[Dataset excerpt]
* * * * * * *

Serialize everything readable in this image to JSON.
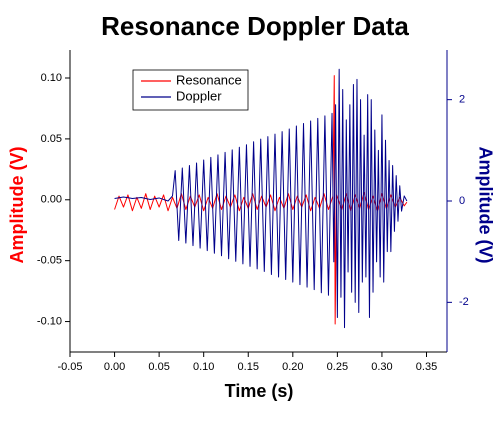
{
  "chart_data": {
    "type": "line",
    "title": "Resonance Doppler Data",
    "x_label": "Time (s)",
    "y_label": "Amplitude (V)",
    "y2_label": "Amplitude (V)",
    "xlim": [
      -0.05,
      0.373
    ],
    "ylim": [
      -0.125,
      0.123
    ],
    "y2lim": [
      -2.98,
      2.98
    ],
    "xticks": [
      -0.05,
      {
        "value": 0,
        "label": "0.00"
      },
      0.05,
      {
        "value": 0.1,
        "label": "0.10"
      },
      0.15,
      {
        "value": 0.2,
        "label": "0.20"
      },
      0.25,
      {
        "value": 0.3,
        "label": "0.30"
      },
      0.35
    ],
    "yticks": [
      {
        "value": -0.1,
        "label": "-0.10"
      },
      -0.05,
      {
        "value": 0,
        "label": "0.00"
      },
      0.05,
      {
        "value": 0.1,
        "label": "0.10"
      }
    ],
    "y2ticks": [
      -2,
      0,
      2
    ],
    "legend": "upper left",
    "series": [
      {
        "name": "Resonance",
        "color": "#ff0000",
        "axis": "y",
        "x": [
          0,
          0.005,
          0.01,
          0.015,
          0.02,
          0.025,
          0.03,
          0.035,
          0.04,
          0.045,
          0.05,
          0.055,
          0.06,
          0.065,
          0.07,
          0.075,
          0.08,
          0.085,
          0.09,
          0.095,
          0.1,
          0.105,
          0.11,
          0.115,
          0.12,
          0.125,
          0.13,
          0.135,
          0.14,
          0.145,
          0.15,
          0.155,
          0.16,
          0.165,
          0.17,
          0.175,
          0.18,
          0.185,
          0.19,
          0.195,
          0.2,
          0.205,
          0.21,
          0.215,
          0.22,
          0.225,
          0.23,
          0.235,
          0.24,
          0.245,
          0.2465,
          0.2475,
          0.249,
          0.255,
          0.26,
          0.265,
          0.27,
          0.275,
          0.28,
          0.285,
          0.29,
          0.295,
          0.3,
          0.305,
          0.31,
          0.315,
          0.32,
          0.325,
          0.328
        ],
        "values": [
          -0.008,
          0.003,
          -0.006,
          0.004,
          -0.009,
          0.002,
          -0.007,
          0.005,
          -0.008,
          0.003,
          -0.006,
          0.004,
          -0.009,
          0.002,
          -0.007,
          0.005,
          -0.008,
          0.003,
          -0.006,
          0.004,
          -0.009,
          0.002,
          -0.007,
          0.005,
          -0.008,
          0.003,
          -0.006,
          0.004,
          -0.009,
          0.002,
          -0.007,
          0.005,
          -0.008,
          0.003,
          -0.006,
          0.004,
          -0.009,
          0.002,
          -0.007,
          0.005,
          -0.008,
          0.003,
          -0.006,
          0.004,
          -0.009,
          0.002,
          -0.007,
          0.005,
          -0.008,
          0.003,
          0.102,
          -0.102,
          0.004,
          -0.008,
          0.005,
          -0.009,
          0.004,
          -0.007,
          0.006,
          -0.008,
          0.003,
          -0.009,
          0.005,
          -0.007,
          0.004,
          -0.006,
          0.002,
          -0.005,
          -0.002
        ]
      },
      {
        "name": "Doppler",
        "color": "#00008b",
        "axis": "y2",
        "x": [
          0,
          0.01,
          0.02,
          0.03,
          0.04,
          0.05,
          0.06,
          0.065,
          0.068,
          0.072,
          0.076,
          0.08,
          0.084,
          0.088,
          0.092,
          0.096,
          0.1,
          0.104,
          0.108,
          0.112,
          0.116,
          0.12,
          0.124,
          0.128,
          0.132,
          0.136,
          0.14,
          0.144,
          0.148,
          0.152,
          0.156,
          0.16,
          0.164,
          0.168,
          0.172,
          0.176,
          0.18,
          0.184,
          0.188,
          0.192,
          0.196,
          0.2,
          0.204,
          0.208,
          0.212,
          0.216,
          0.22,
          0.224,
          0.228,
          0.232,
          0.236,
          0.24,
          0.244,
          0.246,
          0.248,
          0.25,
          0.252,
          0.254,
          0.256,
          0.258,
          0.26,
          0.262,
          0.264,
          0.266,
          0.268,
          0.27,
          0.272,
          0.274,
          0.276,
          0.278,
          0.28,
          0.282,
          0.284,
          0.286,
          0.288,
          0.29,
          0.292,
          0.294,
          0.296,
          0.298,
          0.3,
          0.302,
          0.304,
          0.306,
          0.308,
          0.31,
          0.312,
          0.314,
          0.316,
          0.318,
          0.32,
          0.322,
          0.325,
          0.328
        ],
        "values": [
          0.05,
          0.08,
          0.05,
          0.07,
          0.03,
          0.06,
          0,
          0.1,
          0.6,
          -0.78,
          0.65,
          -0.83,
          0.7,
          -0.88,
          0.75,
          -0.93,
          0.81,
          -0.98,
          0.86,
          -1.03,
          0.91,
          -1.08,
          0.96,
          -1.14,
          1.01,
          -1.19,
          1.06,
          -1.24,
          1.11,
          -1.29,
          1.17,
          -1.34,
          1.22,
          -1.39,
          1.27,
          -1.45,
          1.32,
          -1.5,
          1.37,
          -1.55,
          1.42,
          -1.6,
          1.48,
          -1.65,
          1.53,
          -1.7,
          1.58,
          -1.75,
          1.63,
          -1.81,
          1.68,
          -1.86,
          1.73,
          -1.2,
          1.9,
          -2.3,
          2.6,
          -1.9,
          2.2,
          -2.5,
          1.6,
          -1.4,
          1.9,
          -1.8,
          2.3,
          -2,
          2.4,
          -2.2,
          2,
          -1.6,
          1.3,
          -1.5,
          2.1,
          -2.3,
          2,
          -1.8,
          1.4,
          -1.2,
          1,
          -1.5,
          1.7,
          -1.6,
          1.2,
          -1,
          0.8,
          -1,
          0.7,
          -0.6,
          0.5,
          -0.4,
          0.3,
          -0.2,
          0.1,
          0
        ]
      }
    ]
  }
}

* * * * * * *

### Work to be completed
Extract the entries in full, exactly as they are, minus the pictures.

### Answer to the problem
Serialize everything readable in this image to JSON.
{
  "chart_data": {
    "type": "line",
    "title": "Resonance Doppler Data",
    "x_label": "Time (s)",
    "y_label": "Amplitude (V)",
    "y2_label": "Amplitude (V)",
    "xlim": [
      -0.05,
      0.373
    ],
    "ylim": [
      -0.125,
      0.123
    ],
    "y2lim": [
      -2.98,
      2.98
    ],
    "xticks": [
      -0.05,
      {
        "value": 0,
        "label": "0.00"
      },
      0.05,
      {
        "value": 0.1,
        "label": "0.10"
      },
      0.15,
      {
        "value": 0.2,
        "label": "0.20"
      },
      0.25,
      {
        "value": 0.3,
        "label": "0.30"
      },
      0.35
    ],
    "yticks": [
      {
        "value": -0.1,
        "label": "-0.10"
      },
      -0.05,
      {
        "value": 0,
        "label": "0.00"
      },
      0.05,
      {
        "value": 0.1,
        "label": "0.10"
      }
    ],
    "y2ticks": [
      -2,
      0,
      2
    ],
    "legend": "upper left",
    "series": [
      {
        "name": "Resonance",
        "color": "#ff0000",
        "axis": "y",
        "x": [
          0,
          0.005,
          0.01,
          0.015,
          0.02,
          0.025,
          0.03,
          0.035,
          0.04,
          0.045,
          0.05,
          0.055,
          0.06,
          0.065,
          0.07,
          0.075,
          0.08,
          0.085,
          0.09,
          0.095,
          0.1,
          0.105,
          0.11,
          0.115,
          0.12,
          0.125,
          0.13,
          0.135,
          0.14,
          0.145,
          0.15,
          0.155,
          0.16,
          0.165,
          0.17,
          0.175,
          0.18,
          0.185,
          0.19,
          0.195,
          0.2,
          0.205,
          0.21,
          0.215,
          0.22,
          0.225,
          0.23,
          0.235,
          0.24,
          0.245,
          0.2465,
          0.2475,
          0.249,
          0.255,
          0.26,
          0.265,
          0.27,
          0.275,
          0.28,
          0.285,
          0.29,
          0.295,
          0.3,
          0.305,
          0.31,
          0.315,
          0.32,
          0.325,
          0.328
        ],
        "values": [
          -0.008,
          0.003,
          -0.006,
          0.004,
          -0.009,
          0.002,
          -0.007,
          0.005,
          -0.008,
          0.003,
          -0.006,
          0.004,
          -0.009,
          0.002,
          -0.007,
          0.005,
          -0.008,
          0.003,
          -0.006,
          0.004,
          -0.009,
          0.002,
          -0.007,
          0.005,
          -0.008,
          0.003,
          -0.006,
          0.004,
          -0.009,
          0.002,
          -0.007,
          0.005,
          -0.008,
          0.003,
          -0.006,
          0.004,
          -0.009,
          0.002,
          -0.007,
          0.005,
          -0.008,
          0.003,
          -0.006,
          0.004,
          -0.009,
          0.002,
          -0.007,
          0.005,
          -0.008,
          0.003,
          0.102,
          -0.102,
          0.004,
          -0.008,
          0.005,
          -0.009,
          0.004,
          -0.007,
          0.006,
          -0.008,
          0.003,
          -0.009,
          0.005,
          -0.007,
          0.004,
          -0.006,
          0.002,
          -0.005,
          -0.002
        ]
      },
      {
        "name": "Doppler",
        "color": "#00008b",
        "axis": "y2",
        "x": [
          0,
          0.01,
          0.02,
          0.03,
          0.04,
          0.05,
          0.06,
          0.065,
          0.068,
          0.072,
          0.076,
          0.08,
          0.084,
          0.088,
          0.092,
          0.096,
          0.1,
          0.104,
          0.108,
          0.112,
          0.116,
          0.12,
          0.124,
          0.128,
          0.132,
          0.136,
          0.14,
          0.144,
          0.148,
          0.152,
          0.156,
          0.16,
          0.164,
          0.168,
          0.172,
          0.176,
          0.18,
          0.184,
          0.188,
          0.192,
          0.196,
          0.2,
          0.204,
          0.208,
          0.212,
          0.216,
          0.22,
          0.224,
          0.228,
          0.232,
          0.236,
          0.24,
          0.244,
          0.246,
          0.248,
          0.25,
          0.252,
          0.254,
          0.256,
          0.258,
          0.26,
          0.262,
          0.264,
          0.266,
          0.268,
          0.27,
          0.272,
          0.274,
          0.276,
          0.278,
          0.28,
          0.282,
          0.284,
          0.286,
          0.288,
          0.29,
          0.292,
          0.294,
          0.296,
          0.298,
          0.3,
          0.302,
          0.304,
          0.306,
          0.308,
          0.31,
          0.312,
          0.314,
          0.316,
          0.318,
          0.32,
          0.322,
          0.325,
          0.328
        ],
        "values": [
          0.05,
          0.08,
          0.05,
          0.07,
          0.03,
          0.06,
          0,
          0.1,
          0.6,
          -0.78,
          0.65,
          -0.83,
          0.7,
          -0.88,
          0.75,
          -0.93,
          0.81,
          -0.98,
          0.86,
          -1.03,
          0.91,
          -1.08,
          0.96,
          -1.14,
          1.01,
          -1.19,
          1.06,
          -1.24,
          1.11,
          -1.29,
          1.17,
          -1.34,
          1.22,
          -1.39,
          1.27,
          -1.45,
          1.32,
          -1.5,
          1.37,
          -1.55,
          1.42,
          -1.6,
          1.48,
          -1.65,
          1.53,
          -1.7,
          1.58,
          -1.75,
          1.63,
          -1.81,
          1.68,
          -1.86,
          1.73,
          -1.2,
          1.9,
          -2.3,
          2.6,
          -1.9,
          2.2,
          -2.5,
          1.6,
          -1.4,
          1.9,
          -1.8,
          2.3,
          -2,
          2.4,
          -2.2,
          2,
          -1.6,
          1.3,
          -1.5,
          2.1,
          -2.3,
          2,
          -1.8,
          1.4,
          -1.2,
          1,
          -1.5,
          1.7,
          -1.6,
          1.2,
          -1,
          0.8,
          -1,
          0.7,
          -0.6,
          0.5,
          -0.4,
          0.3,
          -0.2,
          0.1,
          0
        ]
      }
    ]
  }
}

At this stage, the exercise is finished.